=== Фрагмент текста ===

Уже в последние годы пришел он ко мне как-то с кипой листов – рукописью своей книги по ладейному эндшпилю, попросил проверить. И провели мы с ним много дней под этой вот лампой из севрского фарфора, которую вы видите, за анализом, за разговорами. Это он сказал, что фарфор севрский; я знал, что лампа старинная, а вот Григорий Яковлевич сразу определил. Я проверял его анализы, где и уточнял, но всю черновую работу он сделал. И это я настоял, чтобы на обложке имя Левенфиша первым стояло, хотя в издательстве по-другому думали.
Единственный раз не могли мы прийти к соглашению, как написать: отрезанный король, обрезанный король – смеялся всё Григорий Яковлевич.
До сих пор сердце гложет, что не был на похоронах его. Помню, была отложенная позиция, кажется с Хасиным, доигрывал ее в день похорон Левенфиша, всё пытался выиграть, да и не выиграл, конечно. Вот до чего тщеславие-то, Г., доводит…»

=== Хранимые данные ===

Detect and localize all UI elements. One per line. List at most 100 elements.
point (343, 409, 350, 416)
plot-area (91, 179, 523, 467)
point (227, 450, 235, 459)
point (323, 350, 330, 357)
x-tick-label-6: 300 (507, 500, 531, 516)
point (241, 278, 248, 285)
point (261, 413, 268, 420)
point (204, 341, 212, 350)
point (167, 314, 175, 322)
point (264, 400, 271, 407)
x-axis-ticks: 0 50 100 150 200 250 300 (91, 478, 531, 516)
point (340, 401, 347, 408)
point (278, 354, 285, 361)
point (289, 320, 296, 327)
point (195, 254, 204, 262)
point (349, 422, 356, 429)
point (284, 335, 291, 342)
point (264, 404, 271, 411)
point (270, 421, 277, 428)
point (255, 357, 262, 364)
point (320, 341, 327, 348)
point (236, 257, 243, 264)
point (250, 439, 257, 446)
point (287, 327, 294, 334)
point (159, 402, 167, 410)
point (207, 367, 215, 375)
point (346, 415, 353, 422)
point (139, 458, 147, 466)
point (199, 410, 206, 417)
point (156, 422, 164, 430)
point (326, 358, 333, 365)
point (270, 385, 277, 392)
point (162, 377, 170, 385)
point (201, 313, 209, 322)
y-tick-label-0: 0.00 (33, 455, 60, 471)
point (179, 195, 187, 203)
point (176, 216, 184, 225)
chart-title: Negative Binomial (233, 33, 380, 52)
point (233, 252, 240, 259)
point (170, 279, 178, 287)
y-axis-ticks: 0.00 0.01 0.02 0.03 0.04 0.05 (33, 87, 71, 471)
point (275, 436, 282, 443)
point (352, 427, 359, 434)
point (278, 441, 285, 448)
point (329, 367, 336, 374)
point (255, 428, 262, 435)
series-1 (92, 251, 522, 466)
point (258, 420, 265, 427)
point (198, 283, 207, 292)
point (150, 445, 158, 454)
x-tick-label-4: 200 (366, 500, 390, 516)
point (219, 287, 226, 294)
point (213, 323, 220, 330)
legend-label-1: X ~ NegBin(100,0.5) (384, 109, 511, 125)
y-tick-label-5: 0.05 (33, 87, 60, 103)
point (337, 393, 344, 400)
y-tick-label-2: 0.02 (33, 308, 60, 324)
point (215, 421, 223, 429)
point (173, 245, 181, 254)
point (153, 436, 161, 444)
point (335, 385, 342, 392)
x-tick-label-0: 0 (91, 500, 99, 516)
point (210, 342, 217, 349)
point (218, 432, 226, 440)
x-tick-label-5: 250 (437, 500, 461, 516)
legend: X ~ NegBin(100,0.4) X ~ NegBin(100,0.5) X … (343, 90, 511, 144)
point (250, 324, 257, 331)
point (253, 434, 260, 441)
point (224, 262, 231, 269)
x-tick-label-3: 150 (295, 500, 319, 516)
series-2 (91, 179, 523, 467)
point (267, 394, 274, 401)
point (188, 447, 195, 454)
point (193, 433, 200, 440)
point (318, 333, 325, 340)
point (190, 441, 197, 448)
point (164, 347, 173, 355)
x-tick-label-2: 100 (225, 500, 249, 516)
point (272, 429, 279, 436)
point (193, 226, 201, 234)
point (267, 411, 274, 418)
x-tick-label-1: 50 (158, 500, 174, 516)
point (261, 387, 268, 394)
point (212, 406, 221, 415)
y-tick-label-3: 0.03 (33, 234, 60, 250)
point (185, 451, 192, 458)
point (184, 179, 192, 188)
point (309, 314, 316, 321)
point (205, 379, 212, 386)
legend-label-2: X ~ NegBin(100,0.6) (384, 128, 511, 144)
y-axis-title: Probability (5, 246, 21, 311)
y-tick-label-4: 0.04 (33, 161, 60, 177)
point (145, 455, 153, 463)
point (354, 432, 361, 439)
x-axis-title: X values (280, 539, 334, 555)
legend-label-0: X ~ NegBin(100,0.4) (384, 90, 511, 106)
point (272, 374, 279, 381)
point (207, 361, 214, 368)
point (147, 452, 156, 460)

===

Условие задания: Перепишите без изменений отрывок из воспоминаний о Левенфише от слов «Уже в последние» до слов «всё Григорий Яковлевич.». Данные приводятся как отдельный материал.

Правильный ответ:
Уже в последние годы пришел он ко мне как-то с кипой листов – рукописью своей книги по ладейному эндшпилю, попросил проверить. И провели мы с ним много дней под этой вот лампой из севрского фарфора, которую вы видите, за анализом, за разговорами. Это он сказал, что фарфор севрский; я знал, что лампа старинная, а вот Григорий Яковлевич сразу определил. Я проверял его анализы, где и уточнял, но всю черновую работу он сделал. И это я настоял, чтобы на обложке имя Левенфиша первым стояло, хотя в издательстве по-другому думали.
Единственный раз не могли мы прийти к соглашению, как написать: отрезанный король, обрезанный король – смеялся всё Григорий Яковлевич.